Give only one thing: the number of lines that include the word "JSON".

++++

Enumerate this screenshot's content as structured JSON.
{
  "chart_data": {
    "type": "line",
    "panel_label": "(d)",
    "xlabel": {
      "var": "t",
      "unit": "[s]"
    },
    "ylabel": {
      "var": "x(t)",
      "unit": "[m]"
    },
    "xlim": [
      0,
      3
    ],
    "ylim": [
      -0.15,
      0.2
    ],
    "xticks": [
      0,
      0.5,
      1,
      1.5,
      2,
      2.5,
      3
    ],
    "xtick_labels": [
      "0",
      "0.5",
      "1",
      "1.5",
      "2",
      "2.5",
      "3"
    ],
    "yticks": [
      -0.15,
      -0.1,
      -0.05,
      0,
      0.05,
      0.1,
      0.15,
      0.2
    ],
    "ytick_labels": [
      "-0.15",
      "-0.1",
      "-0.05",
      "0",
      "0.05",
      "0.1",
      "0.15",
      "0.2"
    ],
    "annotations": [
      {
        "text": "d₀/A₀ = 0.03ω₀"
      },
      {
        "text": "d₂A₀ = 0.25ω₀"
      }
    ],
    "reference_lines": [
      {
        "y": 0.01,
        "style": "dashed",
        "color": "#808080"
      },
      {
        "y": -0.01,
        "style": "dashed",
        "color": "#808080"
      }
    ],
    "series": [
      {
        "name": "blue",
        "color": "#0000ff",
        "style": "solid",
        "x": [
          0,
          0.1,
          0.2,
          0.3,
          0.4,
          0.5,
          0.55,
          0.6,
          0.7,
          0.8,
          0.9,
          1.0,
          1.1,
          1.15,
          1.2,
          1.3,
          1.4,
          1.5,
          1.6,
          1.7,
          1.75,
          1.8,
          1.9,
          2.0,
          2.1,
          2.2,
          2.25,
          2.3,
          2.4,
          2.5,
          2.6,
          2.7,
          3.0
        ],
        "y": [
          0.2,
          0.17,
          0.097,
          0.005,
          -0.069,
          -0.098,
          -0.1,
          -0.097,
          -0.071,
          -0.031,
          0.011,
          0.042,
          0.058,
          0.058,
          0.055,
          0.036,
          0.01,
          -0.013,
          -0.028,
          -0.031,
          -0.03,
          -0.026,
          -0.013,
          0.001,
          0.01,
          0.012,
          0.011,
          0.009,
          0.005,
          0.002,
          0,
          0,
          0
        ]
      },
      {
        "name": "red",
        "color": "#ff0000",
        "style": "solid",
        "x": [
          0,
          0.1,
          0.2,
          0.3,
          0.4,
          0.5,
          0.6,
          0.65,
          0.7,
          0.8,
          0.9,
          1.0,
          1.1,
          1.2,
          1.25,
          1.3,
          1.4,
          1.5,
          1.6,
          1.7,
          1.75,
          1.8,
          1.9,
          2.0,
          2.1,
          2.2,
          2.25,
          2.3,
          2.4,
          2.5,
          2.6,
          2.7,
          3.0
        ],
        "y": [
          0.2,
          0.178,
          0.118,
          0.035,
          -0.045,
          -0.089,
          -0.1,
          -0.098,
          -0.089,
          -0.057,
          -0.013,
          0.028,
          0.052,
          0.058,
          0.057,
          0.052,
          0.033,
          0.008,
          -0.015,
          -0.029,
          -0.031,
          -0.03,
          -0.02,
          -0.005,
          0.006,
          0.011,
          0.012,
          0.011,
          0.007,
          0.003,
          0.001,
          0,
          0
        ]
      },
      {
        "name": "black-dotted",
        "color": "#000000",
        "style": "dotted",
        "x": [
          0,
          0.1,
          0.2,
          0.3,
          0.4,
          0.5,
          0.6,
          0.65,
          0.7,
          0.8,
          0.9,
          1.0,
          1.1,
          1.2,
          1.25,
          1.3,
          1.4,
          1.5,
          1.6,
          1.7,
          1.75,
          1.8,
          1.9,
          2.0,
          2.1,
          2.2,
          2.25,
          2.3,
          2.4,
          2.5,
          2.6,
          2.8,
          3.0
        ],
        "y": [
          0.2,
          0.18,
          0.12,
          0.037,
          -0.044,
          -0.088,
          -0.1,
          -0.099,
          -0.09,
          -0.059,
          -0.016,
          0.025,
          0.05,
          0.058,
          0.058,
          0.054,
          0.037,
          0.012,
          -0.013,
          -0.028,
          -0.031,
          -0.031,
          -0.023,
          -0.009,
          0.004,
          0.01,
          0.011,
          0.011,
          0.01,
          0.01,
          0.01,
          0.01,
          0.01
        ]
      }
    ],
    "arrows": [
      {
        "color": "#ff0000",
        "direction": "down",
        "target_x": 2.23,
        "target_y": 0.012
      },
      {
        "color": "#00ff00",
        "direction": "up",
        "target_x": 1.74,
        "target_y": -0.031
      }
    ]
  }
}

++++

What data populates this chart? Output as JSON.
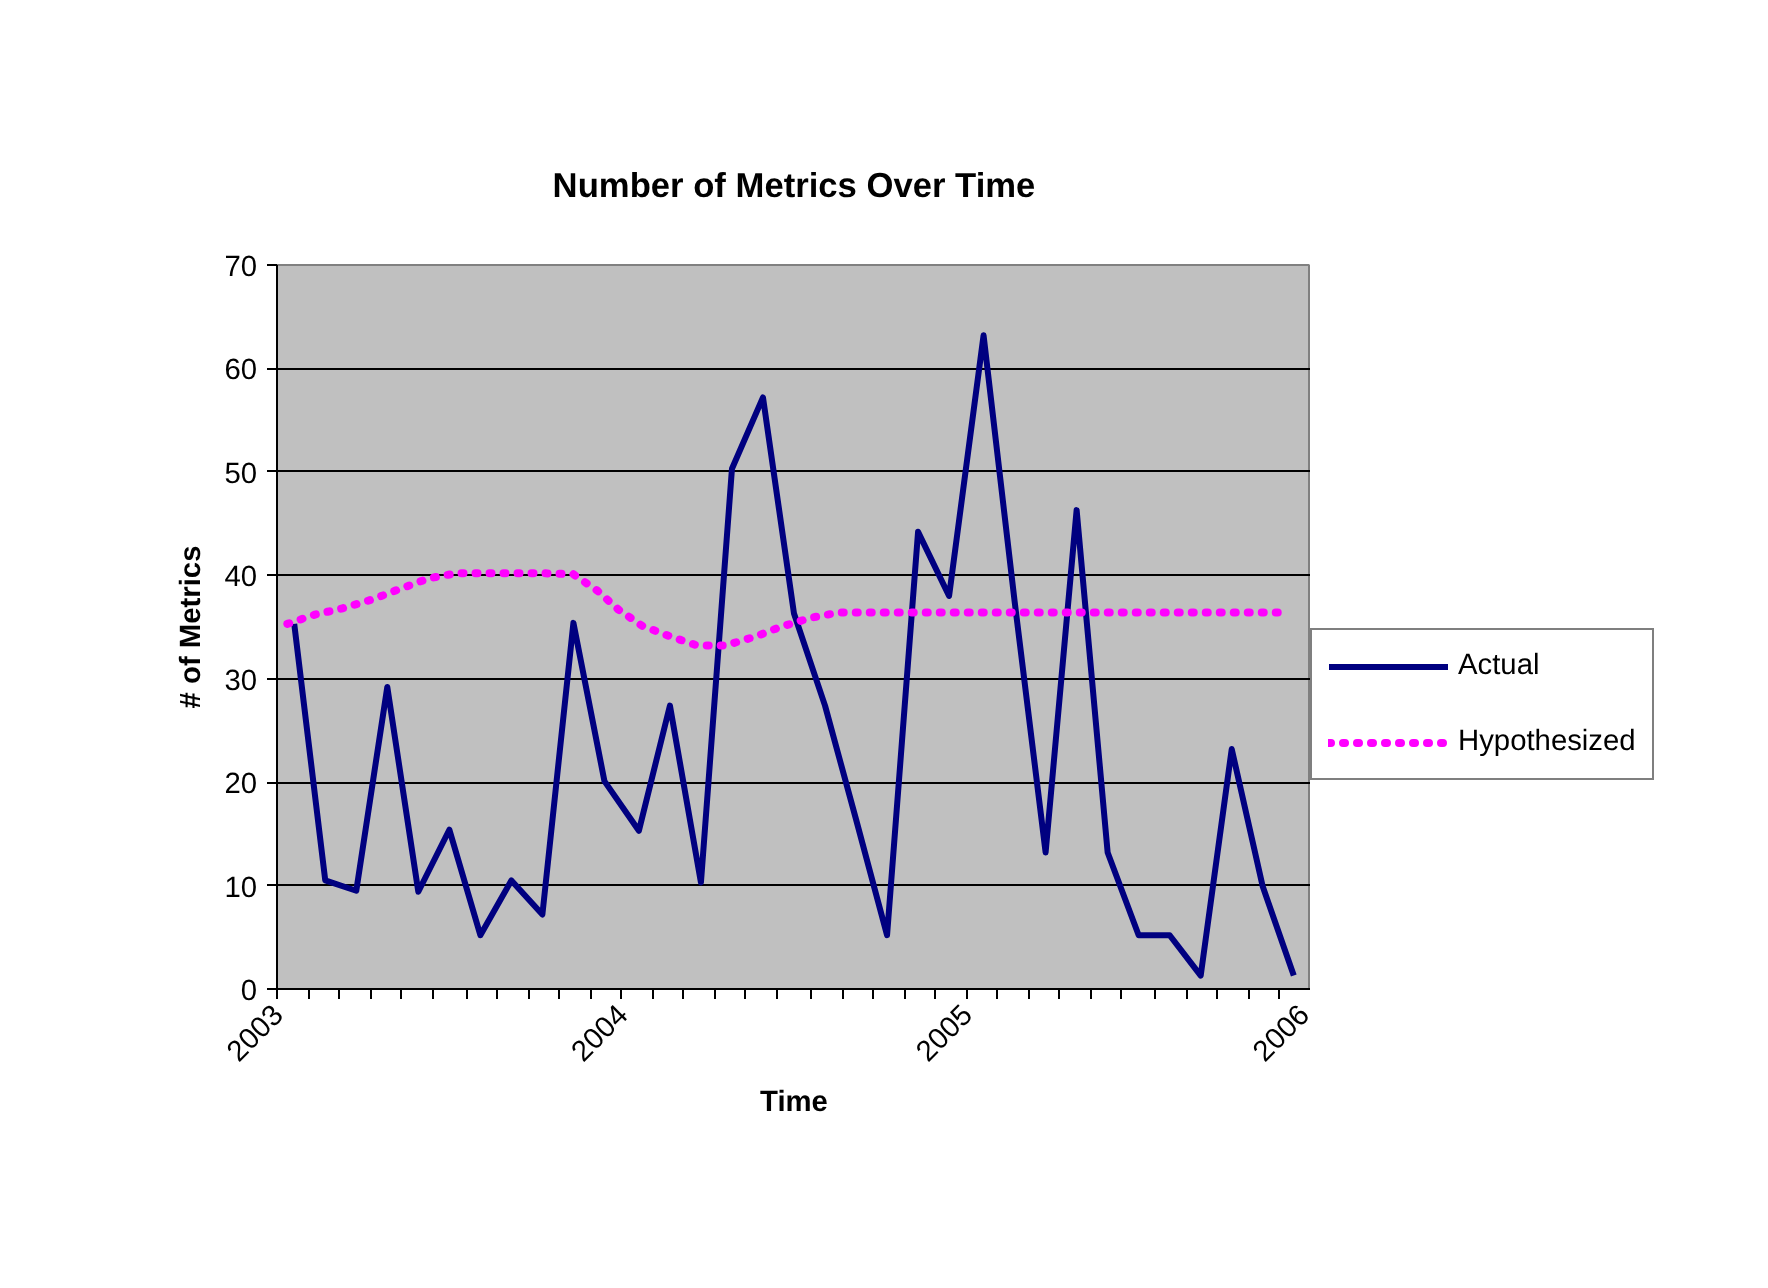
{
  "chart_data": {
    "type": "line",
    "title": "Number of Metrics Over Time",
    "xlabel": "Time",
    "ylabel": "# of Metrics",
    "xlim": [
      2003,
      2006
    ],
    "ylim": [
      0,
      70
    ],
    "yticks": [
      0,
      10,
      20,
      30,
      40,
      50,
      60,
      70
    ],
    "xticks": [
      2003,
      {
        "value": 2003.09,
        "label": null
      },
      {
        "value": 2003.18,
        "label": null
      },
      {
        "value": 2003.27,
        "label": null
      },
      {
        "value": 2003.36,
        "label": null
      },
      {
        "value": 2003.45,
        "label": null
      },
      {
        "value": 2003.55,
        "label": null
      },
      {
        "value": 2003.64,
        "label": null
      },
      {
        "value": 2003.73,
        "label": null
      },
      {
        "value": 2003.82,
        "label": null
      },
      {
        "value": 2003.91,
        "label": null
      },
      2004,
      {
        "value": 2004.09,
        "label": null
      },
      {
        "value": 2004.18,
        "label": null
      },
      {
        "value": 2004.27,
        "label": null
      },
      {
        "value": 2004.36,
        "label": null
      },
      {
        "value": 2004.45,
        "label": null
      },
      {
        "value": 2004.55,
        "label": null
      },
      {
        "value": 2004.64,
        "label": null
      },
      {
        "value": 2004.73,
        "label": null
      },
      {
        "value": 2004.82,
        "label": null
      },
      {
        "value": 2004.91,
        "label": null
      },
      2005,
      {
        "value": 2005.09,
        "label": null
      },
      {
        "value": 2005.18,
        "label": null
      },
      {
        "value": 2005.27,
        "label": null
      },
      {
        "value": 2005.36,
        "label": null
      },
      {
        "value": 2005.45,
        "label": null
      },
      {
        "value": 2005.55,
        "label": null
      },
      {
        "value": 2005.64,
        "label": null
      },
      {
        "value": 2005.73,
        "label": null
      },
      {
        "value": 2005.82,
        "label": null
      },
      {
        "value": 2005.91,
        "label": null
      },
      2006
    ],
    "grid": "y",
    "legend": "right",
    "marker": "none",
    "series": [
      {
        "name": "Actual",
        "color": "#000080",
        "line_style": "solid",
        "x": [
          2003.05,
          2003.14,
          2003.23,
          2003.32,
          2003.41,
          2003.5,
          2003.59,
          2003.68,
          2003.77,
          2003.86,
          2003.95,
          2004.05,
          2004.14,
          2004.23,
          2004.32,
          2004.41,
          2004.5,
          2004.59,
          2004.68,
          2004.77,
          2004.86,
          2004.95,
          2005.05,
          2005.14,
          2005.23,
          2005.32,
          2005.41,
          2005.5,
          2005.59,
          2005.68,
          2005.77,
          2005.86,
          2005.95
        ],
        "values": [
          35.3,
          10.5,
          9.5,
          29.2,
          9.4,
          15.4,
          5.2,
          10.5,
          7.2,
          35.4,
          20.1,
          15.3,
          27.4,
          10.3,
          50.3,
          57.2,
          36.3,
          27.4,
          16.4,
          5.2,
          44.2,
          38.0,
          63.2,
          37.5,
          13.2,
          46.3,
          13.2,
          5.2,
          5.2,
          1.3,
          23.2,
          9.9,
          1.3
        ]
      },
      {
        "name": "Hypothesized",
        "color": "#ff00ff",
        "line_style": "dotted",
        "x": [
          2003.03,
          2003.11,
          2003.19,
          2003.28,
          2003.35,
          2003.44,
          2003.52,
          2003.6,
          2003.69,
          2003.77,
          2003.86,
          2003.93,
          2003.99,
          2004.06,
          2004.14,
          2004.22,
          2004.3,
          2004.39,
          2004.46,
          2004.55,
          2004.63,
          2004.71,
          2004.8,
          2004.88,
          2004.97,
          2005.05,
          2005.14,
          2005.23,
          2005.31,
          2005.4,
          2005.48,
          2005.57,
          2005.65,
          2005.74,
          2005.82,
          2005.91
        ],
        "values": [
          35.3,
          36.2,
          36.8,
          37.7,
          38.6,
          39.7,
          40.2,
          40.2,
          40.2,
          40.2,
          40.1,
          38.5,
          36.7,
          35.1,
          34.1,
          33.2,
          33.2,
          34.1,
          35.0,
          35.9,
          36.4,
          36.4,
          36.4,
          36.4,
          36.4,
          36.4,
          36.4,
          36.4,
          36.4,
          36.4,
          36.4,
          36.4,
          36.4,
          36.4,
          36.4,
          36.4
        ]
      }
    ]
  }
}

++++

*Answer:*
2